● **GIVEN PROBLEM**: Can you change "legend-swatch" to "color-swatch" in the data, from the start through the line containing "footer-pbl: PBL: YSU", and give those lines again with nothing else altered?

Items listed in a dataset:
[START]
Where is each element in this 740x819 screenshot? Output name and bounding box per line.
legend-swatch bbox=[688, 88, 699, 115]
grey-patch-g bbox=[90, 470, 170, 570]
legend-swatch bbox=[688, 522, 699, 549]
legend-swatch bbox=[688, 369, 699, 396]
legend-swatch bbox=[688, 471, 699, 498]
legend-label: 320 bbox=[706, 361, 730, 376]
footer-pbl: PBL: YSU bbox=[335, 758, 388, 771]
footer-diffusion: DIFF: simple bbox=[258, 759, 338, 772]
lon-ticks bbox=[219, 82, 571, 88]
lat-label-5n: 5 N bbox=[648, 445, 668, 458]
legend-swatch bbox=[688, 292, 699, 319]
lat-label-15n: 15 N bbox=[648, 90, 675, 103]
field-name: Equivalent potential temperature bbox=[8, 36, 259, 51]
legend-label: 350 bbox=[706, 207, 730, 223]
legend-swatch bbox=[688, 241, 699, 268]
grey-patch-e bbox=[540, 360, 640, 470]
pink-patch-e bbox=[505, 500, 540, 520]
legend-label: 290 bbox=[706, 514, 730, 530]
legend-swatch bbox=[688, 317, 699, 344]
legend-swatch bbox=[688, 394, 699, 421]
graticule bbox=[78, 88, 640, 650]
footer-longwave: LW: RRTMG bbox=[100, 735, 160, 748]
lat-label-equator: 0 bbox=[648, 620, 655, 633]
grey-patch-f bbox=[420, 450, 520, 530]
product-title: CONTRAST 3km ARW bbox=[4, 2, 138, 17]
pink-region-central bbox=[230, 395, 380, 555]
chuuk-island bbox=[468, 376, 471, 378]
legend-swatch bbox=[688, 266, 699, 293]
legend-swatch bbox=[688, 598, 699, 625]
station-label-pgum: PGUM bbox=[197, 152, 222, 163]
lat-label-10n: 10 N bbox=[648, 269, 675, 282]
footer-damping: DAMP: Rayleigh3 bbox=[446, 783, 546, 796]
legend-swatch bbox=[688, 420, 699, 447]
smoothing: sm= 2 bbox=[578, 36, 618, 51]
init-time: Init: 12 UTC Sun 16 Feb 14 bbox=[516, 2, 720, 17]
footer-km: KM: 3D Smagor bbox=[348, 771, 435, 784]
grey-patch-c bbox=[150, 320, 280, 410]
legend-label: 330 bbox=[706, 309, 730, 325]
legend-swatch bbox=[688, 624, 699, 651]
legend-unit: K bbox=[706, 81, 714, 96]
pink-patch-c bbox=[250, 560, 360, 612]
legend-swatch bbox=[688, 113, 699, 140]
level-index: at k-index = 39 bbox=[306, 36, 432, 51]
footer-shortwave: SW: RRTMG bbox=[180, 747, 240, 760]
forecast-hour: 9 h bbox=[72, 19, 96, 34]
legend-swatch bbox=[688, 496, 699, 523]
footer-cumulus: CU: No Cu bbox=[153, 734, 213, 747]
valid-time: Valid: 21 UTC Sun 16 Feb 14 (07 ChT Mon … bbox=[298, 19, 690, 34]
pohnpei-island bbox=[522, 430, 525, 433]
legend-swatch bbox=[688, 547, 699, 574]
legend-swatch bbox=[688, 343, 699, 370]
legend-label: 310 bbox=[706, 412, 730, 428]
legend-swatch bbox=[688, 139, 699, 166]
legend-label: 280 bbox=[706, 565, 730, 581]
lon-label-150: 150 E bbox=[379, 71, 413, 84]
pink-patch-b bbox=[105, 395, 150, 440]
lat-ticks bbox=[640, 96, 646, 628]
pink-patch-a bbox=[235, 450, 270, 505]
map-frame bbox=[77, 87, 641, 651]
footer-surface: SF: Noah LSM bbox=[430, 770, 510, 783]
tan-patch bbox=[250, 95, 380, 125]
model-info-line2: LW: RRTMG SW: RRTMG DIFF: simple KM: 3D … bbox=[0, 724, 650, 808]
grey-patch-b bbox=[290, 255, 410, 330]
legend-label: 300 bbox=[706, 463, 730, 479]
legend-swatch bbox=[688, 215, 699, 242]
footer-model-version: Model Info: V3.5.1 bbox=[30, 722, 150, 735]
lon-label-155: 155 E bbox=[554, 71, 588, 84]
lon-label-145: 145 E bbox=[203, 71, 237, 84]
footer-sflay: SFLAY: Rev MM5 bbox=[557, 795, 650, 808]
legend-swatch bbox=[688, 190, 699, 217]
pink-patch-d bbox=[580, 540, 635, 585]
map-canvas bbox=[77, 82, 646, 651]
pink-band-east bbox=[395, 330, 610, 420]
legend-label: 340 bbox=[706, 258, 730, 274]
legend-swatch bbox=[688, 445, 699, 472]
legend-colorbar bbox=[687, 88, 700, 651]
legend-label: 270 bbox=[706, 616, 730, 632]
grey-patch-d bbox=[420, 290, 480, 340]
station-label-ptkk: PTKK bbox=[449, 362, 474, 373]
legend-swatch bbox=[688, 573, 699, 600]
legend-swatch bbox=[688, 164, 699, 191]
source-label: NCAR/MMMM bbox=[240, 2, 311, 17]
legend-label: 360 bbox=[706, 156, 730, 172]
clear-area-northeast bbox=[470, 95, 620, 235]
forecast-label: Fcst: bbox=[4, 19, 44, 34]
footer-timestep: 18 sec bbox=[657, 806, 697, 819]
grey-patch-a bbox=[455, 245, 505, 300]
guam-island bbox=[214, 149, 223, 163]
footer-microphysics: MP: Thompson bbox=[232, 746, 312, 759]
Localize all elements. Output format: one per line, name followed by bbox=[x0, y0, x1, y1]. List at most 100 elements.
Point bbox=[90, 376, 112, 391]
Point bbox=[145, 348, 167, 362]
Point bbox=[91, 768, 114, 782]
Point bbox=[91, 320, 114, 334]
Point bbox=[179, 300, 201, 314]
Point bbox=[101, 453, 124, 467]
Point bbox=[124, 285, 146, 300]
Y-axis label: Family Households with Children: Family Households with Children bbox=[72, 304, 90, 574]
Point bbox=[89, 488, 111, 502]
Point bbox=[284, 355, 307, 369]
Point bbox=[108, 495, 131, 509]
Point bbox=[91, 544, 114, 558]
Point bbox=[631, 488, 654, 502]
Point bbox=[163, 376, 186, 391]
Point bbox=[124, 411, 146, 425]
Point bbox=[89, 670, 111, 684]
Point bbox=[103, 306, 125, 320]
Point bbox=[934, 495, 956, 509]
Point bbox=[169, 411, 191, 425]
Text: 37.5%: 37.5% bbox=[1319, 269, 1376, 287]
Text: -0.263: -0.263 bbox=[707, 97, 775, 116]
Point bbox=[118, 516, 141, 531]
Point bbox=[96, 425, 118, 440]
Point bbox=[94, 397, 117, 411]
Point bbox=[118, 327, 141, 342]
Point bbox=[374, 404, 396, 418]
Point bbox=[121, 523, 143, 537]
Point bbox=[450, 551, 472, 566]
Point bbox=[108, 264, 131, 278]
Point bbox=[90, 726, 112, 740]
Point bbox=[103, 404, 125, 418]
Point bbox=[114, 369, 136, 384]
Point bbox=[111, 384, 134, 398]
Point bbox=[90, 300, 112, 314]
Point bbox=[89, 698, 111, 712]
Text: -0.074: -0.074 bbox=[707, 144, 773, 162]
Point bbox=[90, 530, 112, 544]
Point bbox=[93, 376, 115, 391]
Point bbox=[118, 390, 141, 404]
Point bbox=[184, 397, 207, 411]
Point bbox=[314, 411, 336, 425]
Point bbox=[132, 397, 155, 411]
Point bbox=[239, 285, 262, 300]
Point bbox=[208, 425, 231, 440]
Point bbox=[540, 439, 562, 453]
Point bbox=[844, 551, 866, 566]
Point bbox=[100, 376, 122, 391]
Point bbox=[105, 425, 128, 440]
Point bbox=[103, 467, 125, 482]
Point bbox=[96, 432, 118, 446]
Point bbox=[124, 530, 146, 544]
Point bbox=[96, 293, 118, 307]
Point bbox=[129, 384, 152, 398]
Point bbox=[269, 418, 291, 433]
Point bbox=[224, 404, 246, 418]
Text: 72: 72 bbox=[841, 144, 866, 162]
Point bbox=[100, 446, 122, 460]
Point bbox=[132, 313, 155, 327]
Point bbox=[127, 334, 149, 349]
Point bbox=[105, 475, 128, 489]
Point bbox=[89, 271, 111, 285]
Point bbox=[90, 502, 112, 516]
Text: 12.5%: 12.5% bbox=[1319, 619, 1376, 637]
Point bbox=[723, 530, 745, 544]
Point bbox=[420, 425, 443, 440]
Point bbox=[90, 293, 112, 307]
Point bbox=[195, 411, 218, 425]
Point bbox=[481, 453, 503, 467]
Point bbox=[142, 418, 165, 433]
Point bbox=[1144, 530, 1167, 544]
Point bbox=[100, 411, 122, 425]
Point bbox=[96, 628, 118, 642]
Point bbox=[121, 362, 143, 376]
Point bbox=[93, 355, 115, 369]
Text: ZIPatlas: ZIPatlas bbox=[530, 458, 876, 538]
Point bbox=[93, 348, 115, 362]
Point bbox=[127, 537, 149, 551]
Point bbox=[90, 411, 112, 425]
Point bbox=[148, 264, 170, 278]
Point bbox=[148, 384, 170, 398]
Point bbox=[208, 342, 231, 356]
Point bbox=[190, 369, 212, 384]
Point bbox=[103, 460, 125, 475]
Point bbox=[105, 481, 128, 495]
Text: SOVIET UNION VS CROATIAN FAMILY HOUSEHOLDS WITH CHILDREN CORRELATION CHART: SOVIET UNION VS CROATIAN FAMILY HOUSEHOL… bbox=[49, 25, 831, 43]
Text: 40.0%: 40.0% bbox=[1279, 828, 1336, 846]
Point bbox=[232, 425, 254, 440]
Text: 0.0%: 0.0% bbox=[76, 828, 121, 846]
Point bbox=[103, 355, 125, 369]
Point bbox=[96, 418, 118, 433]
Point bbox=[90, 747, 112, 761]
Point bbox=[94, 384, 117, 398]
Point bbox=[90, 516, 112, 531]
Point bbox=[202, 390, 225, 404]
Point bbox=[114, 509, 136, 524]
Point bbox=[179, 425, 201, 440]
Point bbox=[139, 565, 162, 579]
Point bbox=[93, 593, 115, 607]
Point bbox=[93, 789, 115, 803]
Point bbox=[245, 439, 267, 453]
[END]
● **RIGHT ANSWER**:
Where is each element in this 740x819 screenshot? Output name and bounding box per line.
color-swatch bbox=[688, 88, 699, 115]
grey-patch-g bbox=[90, 470, 170, 570]
color-swatch bbox=[688, 522, 699, 549]
color-swatch bbox=[688, 369, 699, 396]
color-swatch bbox=[688, 471, 699, 498]
legend-label: 320 bbox=[706, 361, 730, 376]
footer-pbl: PBL: YSU bbox=[335, 758, 388, 771]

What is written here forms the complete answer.